## Prompt
Exactly as they appear, output all of the entries.

## Dataset content
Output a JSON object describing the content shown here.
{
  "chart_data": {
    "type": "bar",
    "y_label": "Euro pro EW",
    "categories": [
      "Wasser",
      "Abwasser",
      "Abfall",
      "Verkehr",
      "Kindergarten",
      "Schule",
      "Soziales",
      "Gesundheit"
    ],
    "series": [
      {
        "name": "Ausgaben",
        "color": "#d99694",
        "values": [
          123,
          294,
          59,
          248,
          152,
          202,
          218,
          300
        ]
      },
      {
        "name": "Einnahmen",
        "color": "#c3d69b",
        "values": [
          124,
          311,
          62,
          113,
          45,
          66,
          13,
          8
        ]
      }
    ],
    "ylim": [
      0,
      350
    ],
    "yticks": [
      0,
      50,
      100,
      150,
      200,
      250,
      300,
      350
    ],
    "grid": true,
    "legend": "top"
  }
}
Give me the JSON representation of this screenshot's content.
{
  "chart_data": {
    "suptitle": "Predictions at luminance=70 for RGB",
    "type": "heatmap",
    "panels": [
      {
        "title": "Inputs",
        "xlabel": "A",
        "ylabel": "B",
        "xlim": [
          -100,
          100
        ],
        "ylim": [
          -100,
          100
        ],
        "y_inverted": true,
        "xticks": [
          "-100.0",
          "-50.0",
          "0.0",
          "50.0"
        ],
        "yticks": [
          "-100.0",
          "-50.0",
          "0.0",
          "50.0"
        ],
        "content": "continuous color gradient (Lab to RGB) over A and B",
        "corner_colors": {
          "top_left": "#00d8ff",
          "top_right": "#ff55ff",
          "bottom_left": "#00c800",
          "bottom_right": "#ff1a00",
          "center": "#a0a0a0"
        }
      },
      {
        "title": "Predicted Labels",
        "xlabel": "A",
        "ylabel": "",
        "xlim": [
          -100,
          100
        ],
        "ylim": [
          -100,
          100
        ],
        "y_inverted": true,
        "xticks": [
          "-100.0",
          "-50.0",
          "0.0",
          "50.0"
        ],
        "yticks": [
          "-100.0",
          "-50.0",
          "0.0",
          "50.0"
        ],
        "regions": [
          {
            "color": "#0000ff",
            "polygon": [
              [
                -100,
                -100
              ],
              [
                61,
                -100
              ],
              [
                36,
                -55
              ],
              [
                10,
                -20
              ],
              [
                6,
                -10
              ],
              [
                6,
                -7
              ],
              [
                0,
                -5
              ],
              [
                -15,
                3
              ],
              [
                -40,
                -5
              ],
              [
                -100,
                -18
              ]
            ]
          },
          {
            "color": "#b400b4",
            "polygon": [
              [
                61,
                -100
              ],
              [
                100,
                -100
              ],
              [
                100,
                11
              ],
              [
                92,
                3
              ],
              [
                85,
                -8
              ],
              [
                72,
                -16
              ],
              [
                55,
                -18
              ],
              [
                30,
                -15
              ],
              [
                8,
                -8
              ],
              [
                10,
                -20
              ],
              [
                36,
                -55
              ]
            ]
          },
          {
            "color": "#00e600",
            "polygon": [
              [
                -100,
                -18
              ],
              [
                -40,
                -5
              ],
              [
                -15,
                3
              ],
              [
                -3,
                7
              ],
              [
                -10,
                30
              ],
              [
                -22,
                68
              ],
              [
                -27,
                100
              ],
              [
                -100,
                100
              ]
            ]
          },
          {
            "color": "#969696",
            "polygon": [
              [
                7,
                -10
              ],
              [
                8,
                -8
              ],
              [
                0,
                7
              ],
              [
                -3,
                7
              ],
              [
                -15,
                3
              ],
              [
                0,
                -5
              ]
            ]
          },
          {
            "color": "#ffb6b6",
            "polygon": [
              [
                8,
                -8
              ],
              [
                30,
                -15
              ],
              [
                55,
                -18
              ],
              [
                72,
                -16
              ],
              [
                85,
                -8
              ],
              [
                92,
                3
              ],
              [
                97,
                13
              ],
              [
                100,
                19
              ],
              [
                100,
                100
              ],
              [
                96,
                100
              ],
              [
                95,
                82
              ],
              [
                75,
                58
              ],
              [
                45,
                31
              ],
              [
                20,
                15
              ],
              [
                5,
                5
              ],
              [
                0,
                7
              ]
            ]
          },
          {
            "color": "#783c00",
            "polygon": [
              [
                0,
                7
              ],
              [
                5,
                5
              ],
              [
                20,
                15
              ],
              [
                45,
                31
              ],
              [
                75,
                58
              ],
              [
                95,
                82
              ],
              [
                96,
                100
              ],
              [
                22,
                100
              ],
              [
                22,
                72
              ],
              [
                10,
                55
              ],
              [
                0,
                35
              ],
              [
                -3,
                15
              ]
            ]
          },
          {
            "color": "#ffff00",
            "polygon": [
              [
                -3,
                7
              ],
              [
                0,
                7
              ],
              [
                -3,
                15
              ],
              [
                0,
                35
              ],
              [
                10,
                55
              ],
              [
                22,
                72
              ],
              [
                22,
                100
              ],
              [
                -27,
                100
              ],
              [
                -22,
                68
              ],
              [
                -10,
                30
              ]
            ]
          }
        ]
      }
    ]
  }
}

## Right answer
Output a JSON object describing the content shown here.
{
  "chart_data": {
    "type": "bar",
    "y_label": "Euro pro EW",
    "categories": [
      "Wasser",
      "Abwasser",
      "Abfall",
      "Verkehr",
      "Kindergarten",
      "Schule",
      "Soziales",
      "Gesundheit"
    ],
    "series": [
      {
        "name": "Ausgaben",
        "color": "#d99694",
        "values": [
          123,
          294,
          59,
          248,
          152,
          202,
          218,
          300
        ]
      },
      {
        "name": "Einnahmen",
        "color": "#c3d69b",
        "values": [
          124,
          311,
          62,
          113,
          45,
          66,
          13,
          8
        ]
      }
    ],
    "ylim": [
      0,
      350
    ],
    "yticks": [
      0,
      50,
      100,
      150,
      200,
      250,
      300,
      350
    ],
    "grid": true,
    "legend": "top"
  }
}
Give me the JSON representation of this screenshot's content.
{
  "chart_data": {
    "suptitle": "Predictions at luminance=70 for RGB",
    "type": "heatmap",
    "panels": [
      {
        "title": "Inputs",
        "xlabel": "A",
        "ylabel": "B",
        "xlim": [
          -100,
          100
        ],
        "ylim": [
          -100,
          100
        ],
        "y_inverted": true,
        "xticks": [
          "-100.0",
          "-50.0",
          "0.0",
          "50.0"
        ],
        "yticks": [
          "-100.0",
          "-50.0",
          "0.0",
          "50.0"
        ],
        "content": "continuous color gradient (Lab to RGB) over A and B",
        "corner_colors": {
          "top_left": "#00d8ff",
          "top_right": "#ff55ff",
          "bottom_left": "#00c800",
          "bottom_right": "#ff1a00",
          "center": "#a0a0a0"
        }
      },
      {
        "title": "Predicted Labels",
        "xlabel": "A",
        "ylabel": "",
        "xlim": [
          -100,
          100
        ],
        "ylim": [
          -100,
          100
        ],
        "y_inverted": true,
        "xticks": [
          "-100.0",
          "-50.0",
          "0.0",
          "50.0"
        ],
        "yticks": [
          "-100.0",
          "-50.0",
          "0.0",
          "50.0"
        ],
        "regions": [
          {
            "color": "#0000ff",
            "polygon": [
              [
                -100,
                -100
              ],
              [
                61,
                -100
              ],
              [
                36,
                -55
              ],
              [
                10,
                -20
              ],
              [
                6,
                -10
              ],
              [
                6,
                -7
              ],
              [
                0,
                -5
              ],
              [
                -15,
                3
              ],
              [
                -40,
                -5
              ],
              [
                -100,
                -18
              ]
            ]
          },
          {
            "color": "#b400b4",
            "polygon": [
              [
                61,
                -100
              ],
              [
                100,
                -100
              ],
              [
                100,
                11
              ],
              [
                92,
                3
              ],
              [
                85,
                -8
              ],
              [
                72,
                -16
              ],
              [
                55,
                -18
              ],
              [
                30,
                -15
              ],
              [
                8,
                -8
              ],
              [
                10,
                -20
              ],
              [
                36,
                -55
              ]
            ]
          },
          {
            "color": "#00e600",
            "polygon": [
              [
                -100,
                -18
              ],
              [
                -40,
                -5
              ],
              [
                -15,
                3
              ],
              [
                -3,
                7
              ],
              [
                -10,
                30
              ],
              [
                -22,
                68
              ],
              [
                -27,
                100
              ],
              [
                -100,
                100
              ]
            ]
          },
          {
            "color": "#969696",
            "polygon": [
              [
                7,
                -10
              ],
              [
                8,
                -8
              ],
              [
                0,
                7
              ],
              [
                -3,
                7
              ],
              [
                -15,
                3
              ],
              [
                0,
                -5
              ]
            ]
          },
          {
            "color": "#ffb6b6",
            "polygon": [
              [
                8,
                -8
              ],
              [
                30,
                -15
              ],
              [
                55,
                -18
              ],
              [
                72,
                -16
              ],
              [
                85,
                -8
              ],
              [
                92,
                3
              ],
              [
                97,
                13
              ],
              [
                100,
                19
              ],
              [
                100,
                100
              ],
              [
                96,
                100
              ],
              [
                95,
                82
              ],
              [
                75,
                58
              ],
              [
                45,
                31
              ],
              [
                20,
                15
              ],
              [
                5,
                5
              ],
              [
                0,
                7
              ]
            ]
          },
          {
            "color": "#783c00",
            "polygon": [
              [
                0,
                7
              ],
              [
                5,
                5
              ],
              [
                20,
                15
              ],
              [
                45,
                31
              ],
              [
                75,
                58
              ],
              [
                95,
                82
              ],
              [
                96,
                100
              ],
              [
                22,
                100
              ],
              [
                22,
                72
              ],
              [
                10,
                55
              ],
              [
                0,
                35
              ],
              [
                -3,
                15
              ]
            ]
          },
          {
            "color": "#ffff00",
            "polygon": [
              [
                -3,
                7
              ],
              [
                0,
                7
              ],
              [
                -3,
                15
              ],
              [
                0,
                35
              ],
              [
                10,
                55
              ],
              [
                22,
                72
              ],
              [
                22,
                100
              ],
              [
                -27,
                100
              ],
              [
                -22,
                68
              ],
              [
                -10,
                30
              ]
            ]
          }
        ]
      }
    ]
  }
}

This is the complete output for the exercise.